§ **Source text**:
-*-*-

# Get Anatomical Regions (by %) for significant group map clusters identified with FSL's cluster command


The purpose of this notebook is to take significant clusters from group analysis outputs (whole brain analyses), and describe the anatomical parcellation that makes up the clusters, by percent. 

See relevant lab wiki here: https://github.mit.edu/Saxelab/fmri_analysis/wiki/thresholding-by-significance-and-cluster-size

For example, say you have a significant clustes from a whole-brain group analysis. This script will say, for each cluster, X% of the cluster is in anatomical region A, Y% of the cluster is in anatomical region B. Etc. 


It is expected that you have a standard anatomical parcellation in the same template space as your data. Recommended is the Desikan-Killiany atlas, which you can access in our template space (MNI152NLin6Asym) here: 

https://github.com/neurodata/neuroparc 

> atlases/label/Human/Desikan_space-MNI152NLin6_res-2x2x2.nii.gz 
> atlases/label/Human/Anatomical-labels-csv/Desikan.csv 



In [None]:
import os
import os.path as op
import shutil
import glob
from nilearn import image
from nilearn import masking
import numpy as np
import scipy.stats
import pandas as pd
import datetime
import subprocess

In [None]:
proj_dir = '/om2/group/saxelab/NES_fMRI/study2'

tier_dir = op.join(proj_dir,'TIER')


#group_analysis_dir = op.join(tier_dir,'analysis_data','group_analysis')
group_analysis_dir = op.join(tier_dir)

-*-*-

§ **Entries supplied**:
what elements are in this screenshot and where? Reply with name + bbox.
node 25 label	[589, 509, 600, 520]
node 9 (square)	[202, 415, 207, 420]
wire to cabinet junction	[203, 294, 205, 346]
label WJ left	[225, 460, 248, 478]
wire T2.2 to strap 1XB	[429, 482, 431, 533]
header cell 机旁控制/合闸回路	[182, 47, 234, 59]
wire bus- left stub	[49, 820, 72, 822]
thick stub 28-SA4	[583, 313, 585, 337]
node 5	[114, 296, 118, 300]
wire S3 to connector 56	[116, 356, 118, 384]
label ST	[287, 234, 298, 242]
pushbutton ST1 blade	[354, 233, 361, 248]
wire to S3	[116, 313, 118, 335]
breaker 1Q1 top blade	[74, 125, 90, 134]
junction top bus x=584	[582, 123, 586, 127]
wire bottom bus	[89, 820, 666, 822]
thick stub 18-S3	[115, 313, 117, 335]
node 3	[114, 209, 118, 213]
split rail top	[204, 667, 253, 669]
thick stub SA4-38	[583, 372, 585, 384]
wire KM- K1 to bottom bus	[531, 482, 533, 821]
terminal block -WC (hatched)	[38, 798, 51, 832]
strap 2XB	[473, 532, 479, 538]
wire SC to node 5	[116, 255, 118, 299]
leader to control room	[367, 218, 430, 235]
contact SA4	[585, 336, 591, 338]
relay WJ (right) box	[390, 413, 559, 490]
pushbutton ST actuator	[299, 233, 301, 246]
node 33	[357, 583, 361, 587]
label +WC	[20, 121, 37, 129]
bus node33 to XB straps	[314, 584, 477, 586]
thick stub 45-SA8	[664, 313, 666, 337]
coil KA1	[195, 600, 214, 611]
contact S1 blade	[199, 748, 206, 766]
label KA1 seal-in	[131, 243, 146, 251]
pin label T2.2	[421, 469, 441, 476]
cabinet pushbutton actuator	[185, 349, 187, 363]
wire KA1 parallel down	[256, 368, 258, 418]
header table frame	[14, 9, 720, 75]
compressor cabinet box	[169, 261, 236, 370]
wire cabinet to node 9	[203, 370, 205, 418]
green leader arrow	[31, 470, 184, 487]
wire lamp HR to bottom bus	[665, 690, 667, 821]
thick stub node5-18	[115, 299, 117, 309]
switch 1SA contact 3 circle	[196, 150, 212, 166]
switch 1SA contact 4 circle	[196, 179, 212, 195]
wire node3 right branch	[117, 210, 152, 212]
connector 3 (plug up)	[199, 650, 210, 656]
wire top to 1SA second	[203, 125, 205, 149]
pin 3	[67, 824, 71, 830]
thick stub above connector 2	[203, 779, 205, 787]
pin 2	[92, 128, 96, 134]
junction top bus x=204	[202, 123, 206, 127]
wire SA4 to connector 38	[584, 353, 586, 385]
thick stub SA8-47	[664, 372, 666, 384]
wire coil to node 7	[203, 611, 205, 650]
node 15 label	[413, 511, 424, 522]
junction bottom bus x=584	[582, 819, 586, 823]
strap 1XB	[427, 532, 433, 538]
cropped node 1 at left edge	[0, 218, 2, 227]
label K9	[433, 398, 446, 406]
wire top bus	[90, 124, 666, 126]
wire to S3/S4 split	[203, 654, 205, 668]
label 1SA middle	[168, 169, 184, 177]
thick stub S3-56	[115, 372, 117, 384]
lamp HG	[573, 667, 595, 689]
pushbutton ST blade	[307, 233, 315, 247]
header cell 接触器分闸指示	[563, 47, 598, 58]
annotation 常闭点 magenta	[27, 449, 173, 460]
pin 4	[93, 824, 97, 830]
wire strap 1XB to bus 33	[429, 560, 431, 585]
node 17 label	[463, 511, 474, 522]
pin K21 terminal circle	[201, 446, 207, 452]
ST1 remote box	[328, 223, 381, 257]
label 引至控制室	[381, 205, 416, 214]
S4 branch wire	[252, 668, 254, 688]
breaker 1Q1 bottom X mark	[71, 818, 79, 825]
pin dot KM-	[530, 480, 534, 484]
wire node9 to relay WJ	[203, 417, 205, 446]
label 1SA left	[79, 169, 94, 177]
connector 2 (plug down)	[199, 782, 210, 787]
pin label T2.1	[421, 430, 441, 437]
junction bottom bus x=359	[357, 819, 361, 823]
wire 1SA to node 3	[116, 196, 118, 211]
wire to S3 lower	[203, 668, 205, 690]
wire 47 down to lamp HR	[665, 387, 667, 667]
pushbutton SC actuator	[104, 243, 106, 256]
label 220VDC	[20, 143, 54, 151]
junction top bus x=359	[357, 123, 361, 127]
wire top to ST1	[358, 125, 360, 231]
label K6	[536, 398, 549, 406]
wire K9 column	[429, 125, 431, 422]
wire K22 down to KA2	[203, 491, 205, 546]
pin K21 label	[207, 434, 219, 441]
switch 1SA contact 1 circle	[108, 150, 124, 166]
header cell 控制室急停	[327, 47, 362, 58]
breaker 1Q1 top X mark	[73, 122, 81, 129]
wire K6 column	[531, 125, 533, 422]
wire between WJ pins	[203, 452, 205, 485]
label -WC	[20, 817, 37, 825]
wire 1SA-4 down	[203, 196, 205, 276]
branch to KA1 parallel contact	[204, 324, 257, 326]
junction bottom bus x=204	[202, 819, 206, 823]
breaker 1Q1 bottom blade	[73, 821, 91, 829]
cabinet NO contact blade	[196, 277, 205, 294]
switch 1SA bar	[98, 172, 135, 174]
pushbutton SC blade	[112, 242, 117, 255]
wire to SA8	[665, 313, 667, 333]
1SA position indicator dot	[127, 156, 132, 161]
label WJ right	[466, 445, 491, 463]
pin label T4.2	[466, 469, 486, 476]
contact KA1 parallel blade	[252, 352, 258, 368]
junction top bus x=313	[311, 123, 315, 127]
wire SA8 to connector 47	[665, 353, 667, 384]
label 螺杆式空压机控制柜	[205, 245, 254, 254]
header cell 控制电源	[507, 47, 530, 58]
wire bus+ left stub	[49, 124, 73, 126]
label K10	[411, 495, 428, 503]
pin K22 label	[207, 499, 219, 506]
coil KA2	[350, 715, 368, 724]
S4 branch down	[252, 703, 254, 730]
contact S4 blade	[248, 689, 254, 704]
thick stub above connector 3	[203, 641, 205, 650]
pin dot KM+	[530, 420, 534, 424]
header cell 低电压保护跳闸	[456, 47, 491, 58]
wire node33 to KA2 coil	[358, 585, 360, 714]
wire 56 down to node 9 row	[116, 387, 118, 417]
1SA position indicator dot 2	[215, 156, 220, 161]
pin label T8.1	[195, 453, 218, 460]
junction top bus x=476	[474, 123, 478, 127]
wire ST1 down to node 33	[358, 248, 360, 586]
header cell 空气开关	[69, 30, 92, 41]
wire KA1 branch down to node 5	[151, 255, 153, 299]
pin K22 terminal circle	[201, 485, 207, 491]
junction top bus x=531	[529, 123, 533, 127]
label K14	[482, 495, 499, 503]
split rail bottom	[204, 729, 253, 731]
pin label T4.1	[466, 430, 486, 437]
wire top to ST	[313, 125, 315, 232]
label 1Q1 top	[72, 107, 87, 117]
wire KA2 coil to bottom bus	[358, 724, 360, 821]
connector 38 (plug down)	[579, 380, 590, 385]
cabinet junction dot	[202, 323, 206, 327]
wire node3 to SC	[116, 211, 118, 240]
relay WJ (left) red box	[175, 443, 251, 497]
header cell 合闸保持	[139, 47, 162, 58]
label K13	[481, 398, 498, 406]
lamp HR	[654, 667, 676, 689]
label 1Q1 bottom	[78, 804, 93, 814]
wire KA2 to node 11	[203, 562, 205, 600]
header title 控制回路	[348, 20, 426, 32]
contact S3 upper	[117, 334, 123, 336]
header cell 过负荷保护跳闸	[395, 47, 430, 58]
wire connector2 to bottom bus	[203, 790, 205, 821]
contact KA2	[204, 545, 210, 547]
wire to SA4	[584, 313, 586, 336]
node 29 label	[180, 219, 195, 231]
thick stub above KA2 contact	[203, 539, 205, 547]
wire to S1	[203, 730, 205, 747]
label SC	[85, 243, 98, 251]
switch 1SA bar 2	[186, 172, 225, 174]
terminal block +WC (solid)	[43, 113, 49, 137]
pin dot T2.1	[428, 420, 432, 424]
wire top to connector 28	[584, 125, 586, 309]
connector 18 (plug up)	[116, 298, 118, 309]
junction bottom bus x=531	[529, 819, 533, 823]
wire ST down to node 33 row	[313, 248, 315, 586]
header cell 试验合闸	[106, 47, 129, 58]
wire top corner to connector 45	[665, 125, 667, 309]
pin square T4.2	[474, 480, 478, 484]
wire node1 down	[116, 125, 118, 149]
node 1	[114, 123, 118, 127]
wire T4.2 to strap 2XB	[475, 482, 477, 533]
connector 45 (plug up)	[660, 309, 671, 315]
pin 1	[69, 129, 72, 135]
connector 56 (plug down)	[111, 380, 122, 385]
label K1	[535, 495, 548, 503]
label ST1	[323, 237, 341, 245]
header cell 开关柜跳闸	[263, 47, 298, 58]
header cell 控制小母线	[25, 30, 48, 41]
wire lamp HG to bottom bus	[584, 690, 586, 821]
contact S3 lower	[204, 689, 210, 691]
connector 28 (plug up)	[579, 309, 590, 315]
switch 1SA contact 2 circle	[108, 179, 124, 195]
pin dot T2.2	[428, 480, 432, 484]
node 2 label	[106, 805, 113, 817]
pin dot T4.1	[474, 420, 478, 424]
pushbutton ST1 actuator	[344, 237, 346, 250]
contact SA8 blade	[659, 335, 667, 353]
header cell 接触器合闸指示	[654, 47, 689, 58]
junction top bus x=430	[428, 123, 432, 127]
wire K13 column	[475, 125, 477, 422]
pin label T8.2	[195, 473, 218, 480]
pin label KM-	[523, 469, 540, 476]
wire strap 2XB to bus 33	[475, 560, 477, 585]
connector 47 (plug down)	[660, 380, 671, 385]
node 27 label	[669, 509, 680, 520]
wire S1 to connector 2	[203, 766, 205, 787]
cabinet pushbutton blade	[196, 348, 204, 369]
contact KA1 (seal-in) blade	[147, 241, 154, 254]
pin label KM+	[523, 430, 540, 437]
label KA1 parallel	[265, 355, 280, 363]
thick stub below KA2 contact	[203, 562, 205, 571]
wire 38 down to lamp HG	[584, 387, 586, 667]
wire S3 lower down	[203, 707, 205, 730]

-*-*-

§ **Written problem 1**: In the entries, from the first line through the line containing "wire T2.2 to", can you swap "wire" for "cable" and give those lines back with nothing else changed?
§ **Written problem 2**: Can you resume the notebook on anatomical percentages of significant group-map clusters from the point where it stops?

§ **Exercise result 1**:
what elements are in this screenshot and where? Reply with name + bbox.
node 25 label	[589, 509, 600, 520]
node 9 (square)	[202, 415, 207, 420]
cable to cabinet junction	[203, 294, 205, 346]
label WJ left	[225, 460, 248, 478]
cable T2.2 to strap 1XB	[429, 482, 431, 533]

§ **Exercise result 2**:
In [None]:
# set paths to files (outputs from FSL's cluster command, specifically the indices i.e. atlas of cluster identities)

files = ['analysis_data/group_analysis/randomise_spWM_stimuli-gt-fixation/thresholded_tstat1_cluster_indices.nii.gz', 
         'analysis_data/group_analysis/randomise_DOTS_soc-gt-phys/thresholded_tstat1_cluster_indices.nii.gz', 
         'analysis_data/group_analysis/randomise_DOTS_phys-gt-soc/thresholded_tstat1_cluster_indices.nii.gz']

# NOTE: atlas expected to be in folder according to atlas name (e.g., in a folder data/atlases/Desikan, 
# which would contain the template nii file and labels CSV below) 

atlas_folder = 'Desikan'
atlas_template = 'Desikan_space-MNI152NLin6_res-2x2x2.nii.gz'
atlas_labels = 'Desikan.csv'



In [None]:

atlas_path = op.join(proj_dir, 'data/atlases', atlas_folder)
matches_atlas = glob.glob(op.join(atlas_path, atlas_template))
matches_csv = glob.glob(op.join(atlas_path, atlas_labels))

atlas_path = matches_atlas[0]
atlas_labels_path = matches_csv[0]

aicha_img = image.load_img(atlas_path)
aicha = aicha_img.get_fdata()
aicha_labels = pd.read_csv(atlas_labels_path, header=None)
aicha_labels.columns = ['index', 'label']

print('____________________ATLAS: ' + atlas_folder + '_____________________________')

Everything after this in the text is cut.